**Task to complete:** Where a line in the listing contains the string "customers", copy that line out.

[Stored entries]

• • • • • • •

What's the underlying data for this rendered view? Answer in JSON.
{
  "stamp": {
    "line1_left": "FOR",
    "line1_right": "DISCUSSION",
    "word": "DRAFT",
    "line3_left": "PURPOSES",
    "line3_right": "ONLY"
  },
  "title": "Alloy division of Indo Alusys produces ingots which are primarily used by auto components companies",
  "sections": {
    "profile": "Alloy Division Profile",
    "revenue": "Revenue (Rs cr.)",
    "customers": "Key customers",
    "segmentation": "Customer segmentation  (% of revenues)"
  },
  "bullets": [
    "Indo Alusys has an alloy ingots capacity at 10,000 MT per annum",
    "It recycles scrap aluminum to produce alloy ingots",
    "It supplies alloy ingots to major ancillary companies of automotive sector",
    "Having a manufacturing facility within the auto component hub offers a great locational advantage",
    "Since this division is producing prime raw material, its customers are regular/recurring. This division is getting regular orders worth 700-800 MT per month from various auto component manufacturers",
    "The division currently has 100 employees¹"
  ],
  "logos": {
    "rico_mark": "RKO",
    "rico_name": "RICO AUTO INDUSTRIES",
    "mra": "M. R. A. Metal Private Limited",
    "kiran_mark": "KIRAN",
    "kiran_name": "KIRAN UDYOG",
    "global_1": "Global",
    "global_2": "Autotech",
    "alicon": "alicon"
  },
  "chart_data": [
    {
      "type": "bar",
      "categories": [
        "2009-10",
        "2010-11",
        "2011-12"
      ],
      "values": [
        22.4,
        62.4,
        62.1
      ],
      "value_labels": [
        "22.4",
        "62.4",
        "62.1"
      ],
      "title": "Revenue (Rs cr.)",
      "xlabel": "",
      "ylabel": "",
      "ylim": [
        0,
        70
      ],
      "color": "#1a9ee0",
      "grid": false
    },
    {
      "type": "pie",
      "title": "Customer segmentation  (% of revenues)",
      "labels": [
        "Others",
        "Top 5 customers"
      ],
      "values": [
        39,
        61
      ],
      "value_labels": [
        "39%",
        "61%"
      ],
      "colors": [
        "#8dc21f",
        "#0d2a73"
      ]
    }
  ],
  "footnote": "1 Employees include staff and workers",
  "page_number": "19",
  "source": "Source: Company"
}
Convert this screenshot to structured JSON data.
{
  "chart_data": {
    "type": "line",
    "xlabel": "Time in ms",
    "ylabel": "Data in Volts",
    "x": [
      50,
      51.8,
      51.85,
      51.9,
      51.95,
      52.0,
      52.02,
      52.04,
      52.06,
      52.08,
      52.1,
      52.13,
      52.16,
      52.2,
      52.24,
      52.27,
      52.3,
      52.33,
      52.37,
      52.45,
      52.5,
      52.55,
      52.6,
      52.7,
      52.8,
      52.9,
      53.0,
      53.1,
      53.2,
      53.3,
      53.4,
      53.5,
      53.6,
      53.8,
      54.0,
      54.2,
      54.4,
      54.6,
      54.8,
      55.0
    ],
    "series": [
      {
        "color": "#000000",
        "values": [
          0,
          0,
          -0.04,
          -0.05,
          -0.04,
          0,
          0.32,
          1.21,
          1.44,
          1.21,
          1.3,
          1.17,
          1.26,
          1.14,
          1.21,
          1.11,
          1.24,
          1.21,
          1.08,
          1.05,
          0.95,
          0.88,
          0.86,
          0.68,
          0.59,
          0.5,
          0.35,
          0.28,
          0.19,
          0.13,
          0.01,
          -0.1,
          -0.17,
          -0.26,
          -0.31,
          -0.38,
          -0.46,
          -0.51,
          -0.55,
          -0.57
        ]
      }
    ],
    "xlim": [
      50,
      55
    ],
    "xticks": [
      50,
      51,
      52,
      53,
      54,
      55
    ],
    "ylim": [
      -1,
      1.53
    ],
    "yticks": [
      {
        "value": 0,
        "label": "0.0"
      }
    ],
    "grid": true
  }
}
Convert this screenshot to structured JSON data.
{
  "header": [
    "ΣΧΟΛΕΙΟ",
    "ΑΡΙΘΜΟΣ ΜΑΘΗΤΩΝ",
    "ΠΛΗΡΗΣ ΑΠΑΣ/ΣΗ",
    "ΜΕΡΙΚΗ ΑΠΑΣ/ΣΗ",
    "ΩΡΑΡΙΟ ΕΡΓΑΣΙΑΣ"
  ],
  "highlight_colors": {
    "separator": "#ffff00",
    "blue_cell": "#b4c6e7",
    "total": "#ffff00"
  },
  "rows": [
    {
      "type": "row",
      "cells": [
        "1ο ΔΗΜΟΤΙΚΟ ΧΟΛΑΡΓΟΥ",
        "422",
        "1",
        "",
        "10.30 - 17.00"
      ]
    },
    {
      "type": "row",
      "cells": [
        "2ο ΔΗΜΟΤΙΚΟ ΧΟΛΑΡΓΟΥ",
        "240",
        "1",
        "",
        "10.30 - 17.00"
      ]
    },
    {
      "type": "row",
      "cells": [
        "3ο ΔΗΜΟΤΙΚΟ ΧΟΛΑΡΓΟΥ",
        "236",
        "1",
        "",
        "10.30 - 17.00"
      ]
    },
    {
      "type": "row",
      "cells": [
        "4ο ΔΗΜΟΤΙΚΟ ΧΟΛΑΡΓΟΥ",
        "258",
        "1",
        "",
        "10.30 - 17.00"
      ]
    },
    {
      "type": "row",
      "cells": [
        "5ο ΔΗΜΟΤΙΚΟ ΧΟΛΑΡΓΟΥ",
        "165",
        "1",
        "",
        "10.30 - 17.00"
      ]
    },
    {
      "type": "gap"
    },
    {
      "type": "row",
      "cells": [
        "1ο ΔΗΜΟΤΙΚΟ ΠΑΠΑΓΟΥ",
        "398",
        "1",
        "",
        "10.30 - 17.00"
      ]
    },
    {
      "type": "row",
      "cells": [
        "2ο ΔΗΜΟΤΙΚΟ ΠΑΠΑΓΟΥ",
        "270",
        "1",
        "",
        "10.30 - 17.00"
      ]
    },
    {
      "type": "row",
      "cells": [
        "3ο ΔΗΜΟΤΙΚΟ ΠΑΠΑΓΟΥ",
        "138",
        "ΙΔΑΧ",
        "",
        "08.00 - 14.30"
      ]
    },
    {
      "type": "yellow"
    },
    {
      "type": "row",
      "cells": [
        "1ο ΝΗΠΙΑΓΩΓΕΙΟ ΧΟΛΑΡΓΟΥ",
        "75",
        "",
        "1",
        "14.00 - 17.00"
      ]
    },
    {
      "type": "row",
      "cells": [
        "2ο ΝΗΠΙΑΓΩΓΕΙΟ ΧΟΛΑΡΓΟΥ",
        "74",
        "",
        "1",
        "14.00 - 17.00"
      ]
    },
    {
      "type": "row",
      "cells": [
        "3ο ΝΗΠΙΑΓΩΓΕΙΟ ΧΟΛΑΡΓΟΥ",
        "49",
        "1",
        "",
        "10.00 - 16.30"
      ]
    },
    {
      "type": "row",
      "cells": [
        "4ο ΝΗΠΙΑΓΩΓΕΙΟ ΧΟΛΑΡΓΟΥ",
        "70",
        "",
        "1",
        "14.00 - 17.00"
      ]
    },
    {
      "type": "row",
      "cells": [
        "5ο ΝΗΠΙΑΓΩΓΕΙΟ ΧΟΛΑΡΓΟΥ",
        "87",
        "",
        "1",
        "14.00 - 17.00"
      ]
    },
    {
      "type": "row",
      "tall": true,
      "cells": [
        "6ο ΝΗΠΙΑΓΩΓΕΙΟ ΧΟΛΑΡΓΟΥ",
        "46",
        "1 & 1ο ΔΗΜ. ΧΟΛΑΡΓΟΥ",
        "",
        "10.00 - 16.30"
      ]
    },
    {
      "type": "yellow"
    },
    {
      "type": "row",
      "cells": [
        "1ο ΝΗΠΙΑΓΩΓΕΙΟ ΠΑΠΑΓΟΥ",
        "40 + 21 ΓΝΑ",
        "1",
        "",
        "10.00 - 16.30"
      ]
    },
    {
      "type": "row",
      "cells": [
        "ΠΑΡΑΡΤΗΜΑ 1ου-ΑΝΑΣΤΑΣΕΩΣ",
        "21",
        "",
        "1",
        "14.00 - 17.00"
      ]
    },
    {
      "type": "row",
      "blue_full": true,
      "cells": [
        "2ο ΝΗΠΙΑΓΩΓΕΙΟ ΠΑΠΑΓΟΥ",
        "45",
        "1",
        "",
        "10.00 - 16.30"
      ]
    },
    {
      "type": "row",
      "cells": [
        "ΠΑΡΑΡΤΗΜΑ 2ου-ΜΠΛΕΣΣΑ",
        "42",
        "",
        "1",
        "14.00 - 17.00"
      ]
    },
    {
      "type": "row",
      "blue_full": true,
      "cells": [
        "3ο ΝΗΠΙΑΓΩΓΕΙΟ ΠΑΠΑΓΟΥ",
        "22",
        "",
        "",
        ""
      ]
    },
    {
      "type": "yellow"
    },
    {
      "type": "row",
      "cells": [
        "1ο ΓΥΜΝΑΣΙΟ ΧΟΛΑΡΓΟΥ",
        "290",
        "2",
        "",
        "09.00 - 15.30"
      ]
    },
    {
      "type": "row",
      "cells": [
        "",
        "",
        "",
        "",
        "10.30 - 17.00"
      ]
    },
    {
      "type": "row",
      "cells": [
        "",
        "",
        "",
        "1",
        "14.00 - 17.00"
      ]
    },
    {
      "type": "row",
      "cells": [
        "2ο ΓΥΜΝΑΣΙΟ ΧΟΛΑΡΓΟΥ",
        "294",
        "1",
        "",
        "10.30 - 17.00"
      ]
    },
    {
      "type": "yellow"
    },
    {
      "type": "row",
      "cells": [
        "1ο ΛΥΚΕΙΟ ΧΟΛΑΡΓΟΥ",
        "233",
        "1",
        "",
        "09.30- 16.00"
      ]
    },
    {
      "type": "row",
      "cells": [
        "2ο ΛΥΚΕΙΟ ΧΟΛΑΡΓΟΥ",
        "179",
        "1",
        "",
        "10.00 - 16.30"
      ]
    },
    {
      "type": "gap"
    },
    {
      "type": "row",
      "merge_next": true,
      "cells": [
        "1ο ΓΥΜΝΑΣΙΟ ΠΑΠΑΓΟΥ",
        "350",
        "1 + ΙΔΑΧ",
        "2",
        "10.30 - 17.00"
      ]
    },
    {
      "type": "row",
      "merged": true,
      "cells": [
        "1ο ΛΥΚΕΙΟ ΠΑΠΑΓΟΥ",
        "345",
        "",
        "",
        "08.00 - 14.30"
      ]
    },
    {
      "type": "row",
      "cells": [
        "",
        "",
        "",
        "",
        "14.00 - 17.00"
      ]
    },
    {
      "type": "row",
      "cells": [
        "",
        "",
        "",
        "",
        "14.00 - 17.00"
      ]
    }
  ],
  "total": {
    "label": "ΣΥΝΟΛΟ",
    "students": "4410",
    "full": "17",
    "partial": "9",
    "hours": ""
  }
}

• • • • • • •

**Solution for this problem:**
    "customers": "Key customers",
    "Since this division is producing prime raw material, its customers are regular/recurring. This division is getting regular orders worth 700-800 MT per month from various auto component manufacturers",
        "Top 5 customers"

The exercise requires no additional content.